Material for the task:
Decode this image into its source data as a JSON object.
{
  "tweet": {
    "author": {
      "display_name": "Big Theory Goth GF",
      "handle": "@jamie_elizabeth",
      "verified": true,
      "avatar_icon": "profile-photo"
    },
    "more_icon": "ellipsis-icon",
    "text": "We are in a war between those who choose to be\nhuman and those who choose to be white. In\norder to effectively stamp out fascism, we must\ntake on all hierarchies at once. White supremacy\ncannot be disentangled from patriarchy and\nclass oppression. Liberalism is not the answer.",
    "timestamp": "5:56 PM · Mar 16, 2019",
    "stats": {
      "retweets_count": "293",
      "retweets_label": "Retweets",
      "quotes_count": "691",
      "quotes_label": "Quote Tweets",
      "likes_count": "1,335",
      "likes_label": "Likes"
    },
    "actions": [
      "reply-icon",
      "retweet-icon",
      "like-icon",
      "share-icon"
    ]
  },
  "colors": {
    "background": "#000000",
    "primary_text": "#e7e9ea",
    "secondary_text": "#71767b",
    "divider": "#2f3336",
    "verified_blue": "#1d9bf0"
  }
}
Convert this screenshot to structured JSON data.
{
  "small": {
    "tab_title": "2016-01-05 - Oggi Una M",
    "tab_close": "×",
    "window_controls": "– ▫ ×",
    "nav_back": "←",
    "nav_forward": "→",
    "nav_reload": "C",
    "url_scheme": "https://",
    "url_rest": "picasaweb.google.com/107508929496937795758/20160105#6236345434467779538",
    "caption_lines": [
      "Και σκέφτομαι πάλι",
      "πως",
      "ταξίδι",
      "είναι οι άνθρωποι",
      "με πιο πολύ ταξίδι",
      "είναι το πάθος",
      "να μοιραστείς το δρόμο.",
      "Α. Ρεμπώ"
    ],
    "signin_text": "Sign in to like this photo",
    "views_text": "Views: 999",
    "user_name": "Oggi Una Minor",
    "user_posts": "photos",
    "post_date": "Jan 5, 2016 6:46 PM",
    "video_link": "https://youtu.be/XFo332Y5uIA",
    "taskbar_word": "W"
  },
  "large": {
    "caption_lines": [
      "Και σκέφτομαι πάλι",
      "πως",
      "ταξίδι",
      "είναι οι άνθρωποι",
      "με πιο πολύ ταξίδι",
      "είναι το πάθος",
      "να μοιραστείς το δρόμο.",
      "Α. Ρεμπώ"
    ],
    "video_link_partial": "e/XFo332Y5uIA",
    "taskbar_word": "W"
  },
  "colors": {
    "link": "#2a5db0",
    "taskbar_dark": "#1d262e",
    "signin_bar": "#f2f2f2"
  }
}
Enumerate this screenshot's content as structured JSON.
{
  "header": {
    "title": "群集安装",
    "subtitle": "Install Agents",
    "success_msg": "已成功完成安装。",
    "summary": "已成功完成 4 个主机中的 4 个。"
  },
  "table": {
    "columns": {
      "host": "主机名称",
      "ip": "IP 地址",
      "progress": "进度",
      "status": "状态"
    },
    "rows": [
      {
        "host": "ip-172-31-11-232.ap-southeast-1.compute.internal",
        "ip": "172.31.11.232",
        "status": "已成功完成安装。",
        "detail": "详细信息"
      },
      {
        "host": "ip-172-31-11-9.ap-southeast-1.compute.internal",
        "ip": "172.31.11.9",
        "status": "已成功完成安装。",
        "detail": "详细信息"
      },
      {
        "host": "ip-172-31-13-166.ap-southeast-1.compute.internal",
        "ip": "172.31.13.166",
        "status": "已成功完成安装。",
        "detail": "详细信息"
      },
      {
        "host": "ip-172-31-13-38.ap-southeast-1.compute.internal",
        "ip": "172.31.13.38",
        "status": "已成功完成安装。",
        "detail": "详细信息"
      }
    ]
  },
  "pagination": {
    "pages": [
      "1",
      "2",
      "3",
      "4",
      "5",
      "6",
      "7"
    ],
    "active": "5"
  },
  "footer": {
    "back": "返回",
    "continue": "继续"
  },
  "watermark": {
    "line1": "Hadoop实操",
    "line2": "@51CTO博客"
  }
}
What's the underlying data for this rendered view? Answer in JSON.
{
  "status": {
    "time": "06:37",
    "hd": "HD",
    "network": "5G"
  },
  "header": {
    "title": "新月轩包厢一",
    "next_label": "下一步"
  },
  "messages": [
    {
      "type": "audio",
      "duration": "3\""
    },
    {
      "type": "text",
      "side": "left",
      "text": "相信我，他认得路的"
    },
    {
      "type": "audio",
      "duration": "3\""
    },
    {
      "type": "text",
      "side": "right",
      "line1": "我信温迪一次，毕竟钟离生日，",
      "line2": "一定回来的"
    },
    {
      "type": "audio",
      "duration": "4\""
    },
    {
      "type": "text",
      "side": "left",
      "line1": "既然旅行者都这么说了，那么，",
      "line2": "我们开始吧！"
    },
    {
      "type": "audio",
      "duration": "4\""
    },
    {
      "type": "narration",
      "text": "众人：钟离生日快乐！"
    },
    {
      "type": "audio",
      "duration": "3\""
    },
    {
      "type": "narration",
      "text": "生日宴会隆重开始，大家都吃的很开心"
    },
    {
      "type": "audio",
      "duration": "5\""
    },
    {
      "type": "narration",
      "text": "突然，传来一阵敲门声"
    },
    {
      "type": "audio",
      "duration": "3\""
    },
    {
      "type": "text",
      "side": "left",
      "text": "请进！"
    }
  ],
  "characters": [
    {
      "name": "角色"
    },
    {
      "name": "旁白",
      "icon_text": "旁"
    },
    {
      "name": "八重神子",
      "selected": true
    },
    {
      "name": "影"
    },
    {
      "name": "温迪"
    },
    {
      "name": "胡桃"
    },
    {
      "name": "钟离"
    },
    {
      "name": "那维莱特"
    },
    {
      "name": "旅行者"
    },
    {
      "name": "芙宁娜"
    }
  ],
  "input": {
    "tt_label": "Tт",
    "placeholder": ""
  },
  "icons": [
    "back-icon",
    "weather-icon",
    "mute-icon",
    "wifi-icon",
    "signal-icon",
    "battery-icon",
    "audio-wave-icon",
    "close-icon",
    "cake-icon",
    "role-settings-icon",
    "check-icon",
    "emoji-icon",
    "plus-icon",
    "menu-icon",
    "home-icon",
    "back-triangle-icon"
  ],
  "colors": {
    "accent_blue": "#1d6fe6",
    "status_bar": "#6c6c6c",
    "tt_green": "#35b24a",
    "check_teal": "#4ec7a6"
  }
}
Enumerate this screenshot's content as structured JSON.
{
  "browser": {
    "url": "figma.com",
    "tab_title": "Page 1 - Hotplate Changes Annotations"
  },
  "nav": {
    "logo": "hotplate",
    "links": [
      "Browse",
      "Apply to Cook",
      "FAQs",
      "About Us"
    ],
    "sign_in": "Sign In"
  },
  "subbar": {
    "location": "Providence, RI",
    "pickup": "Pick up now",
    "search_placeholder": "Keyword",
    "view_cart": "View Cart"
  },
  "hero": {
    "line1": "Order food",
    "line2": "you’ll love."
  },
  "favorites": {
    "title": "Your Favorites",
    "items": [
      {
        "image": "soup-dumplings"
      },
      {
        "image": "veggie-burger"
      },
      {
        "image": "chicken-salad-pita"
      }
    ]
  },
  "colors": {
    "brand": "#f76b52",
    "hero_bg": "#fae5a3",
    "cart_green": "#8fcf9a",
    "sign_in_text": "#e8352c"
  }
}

Stated problem: Repeat every entry exactly as written above.

Full answer:
Decode this image into its source data as a JSON object.
{
  "tweet": {
    "author": {
      "display_name": "Big Theory Goth GF",
      "handle": "@jamie_elizabeth",
      "verified": true,
      "avatar_icon": "profile-photo"
    },
    "more_icon": "ellipsis-icon",
    "text": "We are in a war between those who choose to be\nhuman and those who choose to be white. In\norder to effectively stamp out fascism, we must\ntake on all hierarchies at once. White supremacy\ncannot be disentangled from patriarchy and\nclass oppression. Liberalism is not the answer.",
    "timestamp": "5:56 PM · Mar 16, 2019",
    "stats": {
      "retweets_count": "293",
      "retweets_label": "Retweets",
      "quotes_count": "691",
      "quotes_label": "Quote Tweets",
      "likes_count": "1,335",
      "likes_label": "Likes"
    },
    "actions": [
      "reply-icon",
      "retweet-icon",
      "like-icon",
      "share-icon"
    ]
  },
  "colors": {
    "background": "#000000",
    "primary_text": "#e7e9ea",
    "secondary_text": "#71767b",
    "divider": "#2f3336",
    "verified_blue": "#1d9bf0"
  }
}
Convert this screenshot to structured JSON data.
{
  "small": {
    "tab_title": "2016-01-05 - Oggi Una M",
    "tab_close": "×",
    "window_controls": "– ▫ ×",
    "nav_back": "←",
    "nav_forward": "→",
    "nav_reload": "C",
    "url_scheme": "https://",
    "url_rest": "picasaweb.google.com/107508929496937795758/20160105#6236345434467779538",
    "caption_lines": [
      "Και σκέφτομαι πάλι",
      "πως",
      "ταξίδι",
      "είναι οι άνθρωποι",
      "με πιο πολύ ταξίδι",
      "είναι το πάθος",
      "να μοιραστείς το δρόμο.",
      "Α. Ρεμπώ"
    ],
    "signin_text": "Sign in to like this photo",
    "views_text": "Views: 999",
    "user_name": "Oggi Una Minor",
    "user_posts": "photos",
    "post_date": "Jan 5, 2016 6:46 PM",
    "video_link": "https://youtu.be/XFo332Y5uIA",
    "taskbar_word": "W"
  },
  "large": {
    "caption_lines": [
      "Και σκέφτομαι πάλι",
      "πως",
      "ταξίδι",
      "είναι οι άνθρωποι",
      "με πιο πολύ ταξίδι",
      "είναι το πάθος",
      "να μοιραστείς το δρόμο.",
      "Α. Ρεμπώ"
    ],
    "video_link_partial": "e/XFo332Y5uIA",
    "taskbar_word": "W"
  },
  "colors": {
    "link": "#2a5db0",
    "taskbar_dark": "#1d262e",
    "signin_bar": "#f2f2f2"
  }
}
Enumerate this screenshot's content as structured JSON.
{
  "header": {
    "title": "群集安装",
    "subtitle": "Install Agents",
    "success_msg": "已成功完成安装。",
    "summary": "已成功完成 4 个主机中的 4 个。"
  },
  "table": {
    "columns": {
      "host": "主机名称",
      "ip": "IP 地址",
      "progress": "进度",
      "status": "状态"
    },
    "rows": [
      {
        "host": "ip-172-31-11-232.ap-southeast-1.compute.internal",
        "ip": "172.31.11.232",
        "status": "已成功完成安装。",
        "detail": "详细信息"
      },
      {
        "host": "ip-172-31-11-9.ap-southeast-1.compute.internal",
        "ip": "172.31.11.9",
        "status": "已成功完成安装。",
        "detail": "详细信息"
      },
      {
        "host": "ip-172-31-13-166.ap-southeast-1.compute.internal",
        "ip": "172.31.13.166",
        "status": "已成功完成安装。",
        "detail": "详细信息"
      },
      {
        "host": "ip-172-31-13-38.ap-southeast-1.compute.internal",
        "ip": "172.31.13.38",
        "status": "已成功完成安装。",
        "detail": "详细信息"
      }
    ]
  },
  "pagination": {
    "pages": [
      "1",
      "2",
      "3",
      "4",
      "5",
      "6",
      "7"
    ],
    "active": "5"
  },
  "footer": {
    "back": "返回",
    "continue": "继续"
  },
  "watermark": {
    "line1": "Hadoop实操",
    "line2": "@51CTO博客"
  }
}
What's the underlying data for this rendered view? Answer in JSON.
{
  "status": {
    "time": "06:37",
    "hd": "HD",
    "network": "5G"
  },
  "header": {
    "title": "新月轩包厢一",
    "next_label": "下一步"
  },
  "messages": [
    {
      "type": "audio",
      "duration": "3\""
    },
    {
      "type": "text",
      "side": "left",
      "text": "相信我，他认得路的"
    },
    {
      "type": "audio",
      "duration": "3\""
    },
    {
      "type": "text",
      "side": "right",
      "line1": "我信温迪一次，毕竟钟离生日，",
      "line2": "一定回来的"
    },
    {
      "type": "audio",
      "duration": "4\""
    },
    {
      "type": "text",
      "side": "left",
      "line1": "既然旅行者都这么说了，那么，",
      "line2": "我们开始吧！"
    },
    {
      "type": "audio",
      "duration": "4\""
    },
    {
      "type": "narration",
      "text": "众人：钟离生日快乐！"
    },
    {
      "type": "audio",
      "duration": "3\""
    },
    {
      "type": "narration",
      "text": "生日宴会隆重开始，大家都吃的很开心"
    },
    {
      "type": "audio",
      "duration": "5\""
    },
    {
      "type": "narration",
      "text": "突然，传来一阵敲门声"
    },
    {
      "type": "audio",
      "duration": "3\""
    },
    {
      "type": "text",
      "side": "left",
      "text": "请进！"
    }
  ],
  "characters": [
    {
      "name": "角色"
    },
    {
      "name": "旁白",
      "icon_text": "旁"
    },
    {
      "name": "八重神子",
      "selected": true
    },
    {
      "name": "影"
    },
    {
      "name": "温迪"
    },
    {
      "name": "胡桃"
    },
    {
      "name": "钟离"
    },
    {
      "name": "那维莱特"
    },
    {
      "name": "旅行者"
    },
    {
      "name": "芙宁娜"
    }
  ],
  "input": {
    "tt_label": "Tт",
    "placeholder": ""
  },
  "icons": [
    "back-icon",
    "weather-icon",
    "mute-icon",
    "wifi-icon",
    "signal-icon",
    "battery-icon",
    "audio-wave-icon",
    "close-icon",
    "cake-icon",
    "role-settings-icon",
    "check-icon",
    "emoji-icon",
    "plus-icon",
    "menu-icon",
    "home-icon",
    "back-triangle-icon"
  ],
  "colors": {
    "accent_blue": "#1d6fe6",
    "status_bar": "#6c6c6c",
    "tt_green": "#35b24a",
    "check_teal": "#4ec7a6"
  }
}
Enumerate this screenshot's content as structured JSON.
{
  "browser": {
    "url": "figma.com",
    "tab_title": "Page 1 - Hotplate Changes Annotations"
  },
  "nav": {
    "logo": "hotplate",
    "links": [
      "Browse",
      "Apply to Cook",
      "FAQs",
      "About Us"
    ],
    "sign_in": "Sign In"
  },
  "subbar": {
    "location": "Providence, RI",
    "pickup": "Pick up now",
    "search_placeholder": "Keyword",
    "view_cart": "View Cart"
  },
  "hero": {
    "line1": "Order food",
    "line2": "you’ll love."
  },
  "favorites": {
    "title": "Your Favorites",
    "items": [
      {
        "image": "soup-dumplings"
      },
      {
        "image": "veggie-burger"
      },
      {
        "image": "chicken-salad-pita"
      }
    ]
  },
  "colors": {
    "brand": "#f76b52",
    "hero_bg": "#fae5a3",
    "cart_green": "#8fcf9a",
    "sign_in_text": "#e8352c"
  }
}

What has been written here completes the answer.